#### AIM OF THE EXERCISE:
Output the full listing below exactly as it reads, and skip anything that is a picture.

(Figure content listings)
▼
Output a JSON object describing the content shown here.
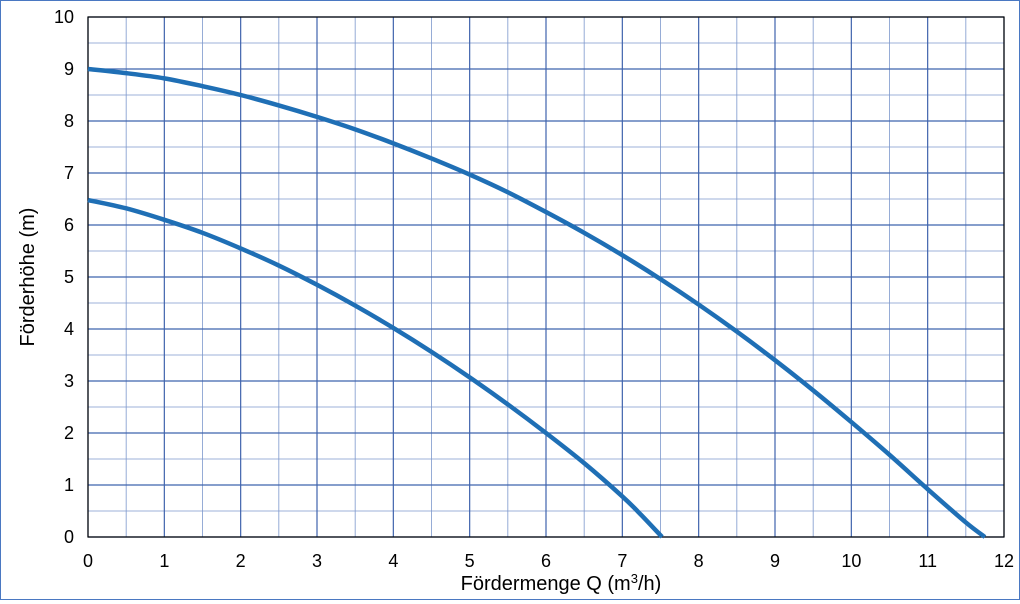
{
  "chart_data": {
    "type": "line",
    "title": "",
    "xlabel": "Fördermenge Q (m",
    "xlabel_sup": "3",
    "xlabel_suffix": "/h)",
    "ylabel": "Förderhöhe (m)",
    "xlim": [
      0,
      12
    ],
    "ylim": [
      0,
      10
    ],
    "x_ticks": [
      "0",
      "1",
      "2",
      "3",
      "4",
      "5",
      "6",
      "7",
      "8",
      "9",
      "10",
      "11",
      "12"
    ],
    "y_ticks": [
      "0",
      "1",
      "2",
      "3",
      "4",
      "5",
      "6",
      "7",
      "8",
      "9",
      "10"
    ],
    "grid": true,
    "minor_grid_x": 0.5,
    "minor_grid_y": 0.5,
    "legend": "none",
    "series": [
      {
        "color": "#1f6fb5",
        "x": [
          0,
          0.5,
          1,
          1.5,
          2,
          2.5,
          3,
          3.5,
          4,
          4.5,
          5,
          5.5,
          6,
          6.5,
          7,
          7.5,
          8,
          8.5,
          9,
          9.5,
          10,
          10.5,
          11,
          11.5,
          11.75
        ],
        "y": [
          9.0,
          8.92,
          8.82,
          8.67,
          8.5,
          8.3,
          8.08,
          7.84,
          7.57,
          7.28,
          6.97,
          6.63,
          6.25,
          5.85,
          5.42,
          4.96,
          4.47,
          3.95,
          3.4,
          2.82,
          2.21,
          1.58,
          0.92,
          0.28,
          0.0
        ]
      },
      {
        "color": "#1f6fb5",
        "x": [
          0,
          0.5,
          1,
          1.5,
          2,
          2.5,
          3,
          3.5,
          4,
          4.5,
          5,
          5.5,
          6,
          6.5,
          7,
          7.25,
          7.52
        ],
        "y": [
          6.48,
          6.32,
          6.1,
          5.85,
          5.55,
          5.22,
          4.85,
          4.45,
          4.02,
          3.56,
          3.07,
          2.55,
          2.0,
          1.42,
          0.78,
          0.42,
          0.0
        ]
      }
    ]
  }
}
▲
#### TASK SOLUTION:
Output a JSON object describing the content shown here.
{
  "chart_data": {
    "type": "line",
    "title": "",
    "xlabel": "Fördermenge Q (m",
    "xlabel_sup": "3",
    "xlabel_suffix": "/h)",
    "ylabel": "Förderhöhe (m)",
    "xlim": [
      0,
      12
    ],
    "ylim": [
      0,
      10
    ],
    "x_ticks": [
      "0",
      "1",
      "2",
      "3",
      "4",
      "5",
      "6",
      "7",
      "8",
      "9",
      "10",
      "11",
      "12"
    ],
    "y_ticks": [
      "0",
      "1",
      "2",
      "3",
      "4",
      "5",
      "6",
      "7",
      "8",
      "9",
      "10"
    ],
    "grid": true,
    "minor_grid_x": 0.5,
    "minor_grid_y": 0.5,
    "legend": "none",
    "series": [
      {
        "color": "#1f6fb5",
        "x": [
          0,
          0.5,
          1,
          1.5,
          2,
          2.5,
          3,
          3.5,
          4,
          4.5,
          5,
          5.5,
          6,
          6.5,
          7,
          7.5,
          8,
          8.5,
          9,
          9.5,
          10,
          10.5,
          11,
          11.5,
          11.75
        ],
        "y": [
          9.0,
          8.92,
          8.82,
          8.67,
          8.5,
          8.3,
          8.08,
          7.84,
          7.57,
          7.28,
          6.97,
          6.63,
          6.25,
          5.85,
          5.42,
          4.96,
          4.47,
          3.95,
          3.4,
          2.82,
          2.21,
          1.58,
          0.92,
          0.28,
          0.0
        ]
      },
      {
        "color": "#1f6fb5",
        "x": [
          0,
          0.5,
          1,
          1.5,
          2,
          2.5,
          3,
          3.5,
          4,
          4.5,
          5,
          5.5,
          6,
          6.5,
          7,
          7.25,
          7.52
        ],
        "y": [
          6.48,
          6.32,
          6.1,
          5.85,
          5.55,
          5.22,
          4.85,
          4.45,
          4.02,
          3.56,
          3.07,
          2.55,
          2.0,
          1.42,
          0.78,
          0.42,
          0.0
        ]
      }
    ]
  }
}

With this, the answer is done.